Selection.
The interview was done in a private club in Sunset Boulevard.
He hid his intense beauty under a baseball cap, a blonde scruff, a lumberkjack shirt, a white tee and washed out jeans. They had the interview on the terrace where he could light up his cigarettes.
Between light coughs and nervous laughs, he explains that he doesn't feel at home here.
His dream is to work in a black comedy of Todd Solodnz or in dramas for men by James Gray or Jacques Audiard.
"I was scared of being cut off from the art-house cinema that I always felt passionate about. I was scared to never be asked to play in anything interesting, that my life would pass and that someone would ask me one day, 'so apart from Twilight, what did you do?'. In this industry, you're easily typecast"
"I never proved anything, I was never fooled by the hysteria that surrounds me. It's the character that I play, Edward Cullen, the romantic vampire. Besides, before the movie was even made, girls would screams at Stephenie Meyer's public readings."
When he got the script for Cosmopolis: He got the fear of the beginner/novice. "I was so scared I would screw this up that I spent a week trying to find a way to refuse the job. And then I told myself that I shouldn't be so stuck-up. My agent was nervous: 'why would you accept if you don't understand it?'. I confessed my confusion to David and he liked it. I think that might be why he hired me. Most actors would have try to act cooler, try to say something smart but I was completely lost."
Cronenberg said that the actor didn't come on set with his hands in his pockets. That he's an assiduous reader, who's been interested in the character of the 'golden boy' for a long while, one who's close to the one he portrays in Cosmopolis. 'Money' by Martin Amis - which describes the giddy heights of easy money and the chic hedonism - is one of his bedtime readings. He finds so many similarities with himself in the empty space of the star system, that he wrote how own version of the novel, in hopes of playing it one day.
"I thought about it for Cosmopolis of course but the characters are too different and Cronenberg prefered that I knew nothing. He wanted me to give in, to say my lines in almost an abstract way, like poetry. It was exciting and a little scary. Today I'm nervous about the idea of having to talk to an audience about a movie that stays dark. But Cronenberg, himself, wanted to have something that escapes him. He would tell me about Fellini and say that a filmmaker that has a goal is dead already. It's so much more interesting than to know right away where an artist is gonna take you. Plus, its' the first time I really like one of the movies I make."
(The article talks about his family, how his sisters dressed him up as a girl, how he did modeling jobs.)
"At the beginning, I was sort of repelled by the vanity of actors. I wanted to write before everything else, but pretty fast I had to find myself. In a humdrum way, acting seemed the best way for me to express what I couldn't say in a different way."
(The article then mentions his role cut in Vanity Fair and Harry Potter. His verve, his arrogance and his disposition didn't offer him many roles. )

Entries supplied.
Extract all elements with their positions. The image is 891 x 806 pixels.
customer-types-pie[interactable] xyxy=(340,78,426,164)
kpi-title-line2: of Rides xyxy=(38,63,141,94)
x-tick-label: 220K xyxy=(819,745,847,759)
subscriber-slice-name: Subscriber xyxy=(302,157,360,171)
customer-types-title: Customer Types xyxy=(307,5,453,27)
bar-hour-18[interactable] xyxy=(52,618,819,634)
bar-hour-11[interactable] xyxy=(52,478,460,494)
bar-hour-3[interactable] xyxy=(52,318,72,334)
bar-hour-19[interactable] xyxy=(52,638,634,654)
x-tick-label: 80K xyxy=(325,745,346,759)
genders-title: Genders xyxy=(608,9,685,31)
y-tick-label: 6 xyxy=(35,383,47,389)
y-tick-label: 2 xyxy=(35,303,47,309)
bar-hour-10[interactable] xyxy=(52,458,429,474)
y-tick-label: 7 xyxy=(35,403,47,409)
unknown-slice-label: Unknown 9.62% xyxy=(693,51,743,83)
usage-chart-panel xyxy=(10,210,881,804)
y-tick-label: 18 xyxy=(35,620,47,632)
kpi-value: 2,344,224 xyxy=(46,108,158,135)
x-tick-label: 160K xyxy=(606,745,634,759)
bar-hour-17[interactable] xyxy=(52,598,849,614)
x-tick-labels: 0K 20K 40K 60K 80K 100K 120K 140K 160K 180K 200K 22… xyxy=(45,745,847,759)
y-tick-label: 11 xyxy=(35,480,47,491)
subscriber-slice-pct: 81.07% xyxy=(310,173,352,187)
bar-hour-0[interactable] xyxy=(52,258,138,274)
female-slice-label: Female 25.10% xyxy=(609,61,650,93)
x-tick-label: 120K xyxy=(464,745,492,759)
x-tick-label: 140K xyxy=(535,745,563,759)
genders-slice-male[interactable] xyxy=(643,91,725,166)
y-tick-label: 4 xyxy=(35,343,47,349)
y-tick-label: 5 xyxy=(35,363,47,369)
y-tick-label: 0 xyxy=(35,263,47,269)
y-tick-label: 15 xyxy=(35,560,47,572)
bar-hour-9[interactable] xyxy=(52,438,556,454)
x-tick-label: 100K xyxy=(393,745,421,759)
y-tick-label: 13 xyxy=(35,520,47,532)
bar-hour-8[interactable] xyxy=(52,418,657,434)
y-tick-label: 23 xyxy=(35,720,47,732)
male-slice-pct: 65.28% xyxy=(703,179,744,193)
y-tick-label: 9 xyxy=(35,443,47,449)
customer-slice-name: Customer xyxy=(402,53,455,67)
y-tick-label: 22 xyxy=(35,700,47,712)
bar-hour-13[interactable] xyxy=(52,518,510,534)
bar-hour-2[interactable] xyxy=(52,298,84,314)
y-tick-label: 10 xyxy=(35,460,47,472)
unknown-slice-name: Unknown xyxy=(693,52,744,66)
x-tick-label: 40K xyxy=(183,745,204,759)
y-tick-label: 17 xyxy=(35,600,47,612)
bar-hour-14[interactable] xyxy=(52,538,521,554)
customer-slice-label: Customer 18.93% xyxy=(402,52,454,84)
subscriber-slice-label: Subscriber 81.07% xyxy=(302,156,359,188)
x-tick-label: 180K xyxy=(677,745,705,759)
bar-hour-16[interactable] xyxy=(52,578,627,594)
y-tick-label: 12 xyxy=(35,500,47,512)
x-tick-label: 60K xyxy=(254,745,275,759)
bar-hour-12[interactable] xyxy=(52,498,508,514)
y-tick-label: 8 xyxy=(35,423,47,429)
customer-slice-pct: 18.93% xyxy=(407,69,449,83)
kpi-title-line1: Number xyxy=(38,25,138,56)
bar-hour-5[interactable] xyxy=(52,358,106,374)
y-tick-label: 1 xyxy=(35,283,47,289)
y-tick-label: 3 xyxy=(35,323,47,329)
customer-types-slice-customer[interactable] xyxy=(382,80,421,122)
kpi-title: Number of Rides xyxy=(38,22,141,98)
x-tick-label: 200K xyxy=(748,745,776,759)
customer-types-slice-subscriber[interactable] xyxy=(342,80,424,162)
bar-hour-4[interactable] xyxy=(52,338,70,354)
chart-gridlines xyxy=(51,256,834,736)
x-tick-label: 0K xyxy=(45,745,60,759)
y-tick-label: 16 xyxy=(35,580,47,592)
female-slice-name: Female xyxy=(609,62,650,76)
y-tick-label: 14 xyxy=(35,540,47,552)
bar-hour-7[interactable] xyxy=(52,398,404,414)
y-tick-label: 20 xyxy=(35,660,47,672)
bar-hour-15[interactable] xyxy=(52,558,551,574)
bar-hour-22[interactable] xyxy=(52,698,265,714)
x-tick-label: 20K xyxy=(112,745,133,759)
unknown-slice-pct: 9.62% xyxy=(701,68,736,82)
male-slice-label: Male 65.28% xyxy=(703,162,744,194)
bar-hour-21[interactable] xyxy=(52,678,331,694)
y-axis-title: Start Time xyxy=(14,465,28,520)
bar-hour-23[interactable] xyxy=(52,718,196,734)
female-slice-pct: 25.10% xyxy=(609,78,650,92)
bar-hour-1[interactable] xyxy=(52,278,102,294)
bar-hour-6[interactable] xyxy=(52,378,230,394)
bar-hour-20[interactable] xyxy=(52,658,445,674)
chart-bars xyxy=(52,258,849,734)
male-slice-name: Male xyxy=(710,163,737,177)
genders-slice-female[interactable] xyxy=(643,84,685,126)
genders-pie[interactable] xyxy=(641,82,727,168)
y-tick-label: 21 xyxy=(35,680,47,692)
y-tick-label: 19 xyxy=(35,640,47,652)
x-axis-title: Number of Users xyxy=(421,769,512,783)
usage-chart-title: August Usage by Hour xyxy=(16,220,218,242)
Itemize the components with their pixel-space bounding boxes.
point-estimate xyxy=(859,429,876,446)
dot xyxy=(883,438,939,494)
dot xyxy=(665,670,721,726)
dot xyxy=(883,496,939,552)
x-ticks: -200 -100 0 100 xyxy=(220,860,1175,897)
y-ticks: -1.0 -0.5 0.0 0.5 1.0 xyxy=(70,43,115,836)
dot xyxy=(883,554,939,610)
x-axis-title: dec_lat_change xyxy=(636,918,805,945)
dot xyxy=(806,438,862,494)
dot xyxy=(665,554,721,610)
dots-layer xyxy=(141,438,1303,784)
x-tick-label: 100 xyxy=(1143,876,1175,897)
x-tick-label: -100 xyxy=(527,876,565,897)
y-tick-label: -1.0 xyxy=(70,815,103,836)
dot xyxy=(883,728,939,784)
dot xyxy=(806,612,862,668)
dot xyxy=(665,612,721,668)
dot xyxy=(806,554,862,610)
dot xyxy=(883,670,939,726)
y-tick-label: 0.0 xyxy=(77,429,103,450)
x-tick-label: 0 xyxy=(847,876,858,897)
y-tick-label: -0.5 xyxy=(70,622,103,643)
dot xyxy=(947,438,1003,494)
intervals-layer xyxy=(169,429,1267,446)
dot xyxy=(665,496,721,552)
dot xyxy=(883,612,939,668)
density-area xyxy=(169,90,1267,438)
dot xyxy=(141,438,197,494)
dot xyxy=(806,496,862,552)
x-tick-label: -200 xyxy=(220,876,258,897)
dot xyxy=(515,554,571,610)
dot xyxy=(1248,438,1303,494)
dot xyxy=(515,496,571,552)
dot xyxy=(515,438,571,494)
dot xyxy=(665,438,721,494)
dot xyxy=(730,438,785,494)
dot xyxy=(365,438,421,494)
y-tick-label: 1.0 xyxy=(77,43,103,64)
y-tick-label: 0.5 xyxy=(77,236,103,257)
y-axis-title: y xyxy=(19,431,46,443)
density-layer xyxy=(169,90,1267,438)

Set of tasks.
1) In the interview article, which Martin Amis novel is named as one of the actor's bedtime readings?
2) Render this sentence from the interview article in Spanish: "Between light coughs and nervous laughs, he explains that he doesn't feel at home here."
3) Extend the interview article past its final sentence.
The records were taken from a different source than the interview article.

Replies.
1) Money.

2) Entre toses leves y risas nerviosas, explica que aquí no se siente como en casa.

3)
"I was at loss, I would do one acting job after the other without any consistency. Thirty euros days job. When I was offered Twilight, I didn't have a choice. It had been three years that my agent in Hollywood would try to find me a job without any luck. Usually, after six months of unsuccessfull search, you're dead in this industry, but she kept believing. I was never fascinated by a role but when I'm chosen I give myself to my character at 150%."
The Twilight saga that was about to eat him whole, will end next Fall.
"I'm curious to reunite with this universe for the last time, to see the effect it will have on me and on the audience. I feel like the frenzy is starting to die down. We step into the era of The Hunger Games, the world wants fresh meat!"
Today Robert Pattinson has five next projects lined up, including one in Iraq. And since he knows that "you only get to have one or two failures before you're forgotten," he speaks about going back to music and writing songs, inspired by Van Morrison's Beside You and Neil Young's Ambulance Blues. He also has in mind the idea of a movie and a TV show, he never gave up on being his own author and to work with determination on the script of an ambitious project - a trilogy of fantasty adventures (and politics), freely adaptated from a successful novel.
"People are listening to me right now so I take advantage of it. I don't think authors last very long in our time and I love this job way too much to let it go away."
Translation of the parts where he mentions Rob
Télérama: How would you present the movie to Rob's fans?
DC: We could tell them that it's story of a vampire on Wall Street. It's almost true, even tho a little deceiving. We can emphazise that Rob is in every scene, that he's sometimes naked and that he has sex with Juliette Binoche. This, the fans won't find in Twilight, it's a more conservative cinema. During the filming of Cosmopolis? Tons of girls were waiting o, set, in the streets, at any hour of the day and night. They had made t-shirts with the strange gun from the movie and the name 'Nancy Babich' that served as code to use the weapon. It was really cute. As were the internet websites about Cosmopolis, that Rob's fans made when the movie got greenlighting.
David talks about a character at the beginning of the movie - a 19 year old businessman - who says his career is over and that he can't face the abstraction of capitalism from today.
Télérama: What about you, can you face it?
DC: I reveal nature in concrete terms. Cinema is not an abstract art. everything should be embodied in characters. Eric Packer, that Rob plays, represents the triumph of capitalism pushed to self-destruction. Many people think today that it's going to eat itself, to explode or to implode. My movie doesn't talk about this, but I can't tell Rob: 'You're the symbol of a self-destruct capitalism.' He can't play it like that. He has to play a character. The cinema is forced to be, in a certain way, extremely realist and I like that.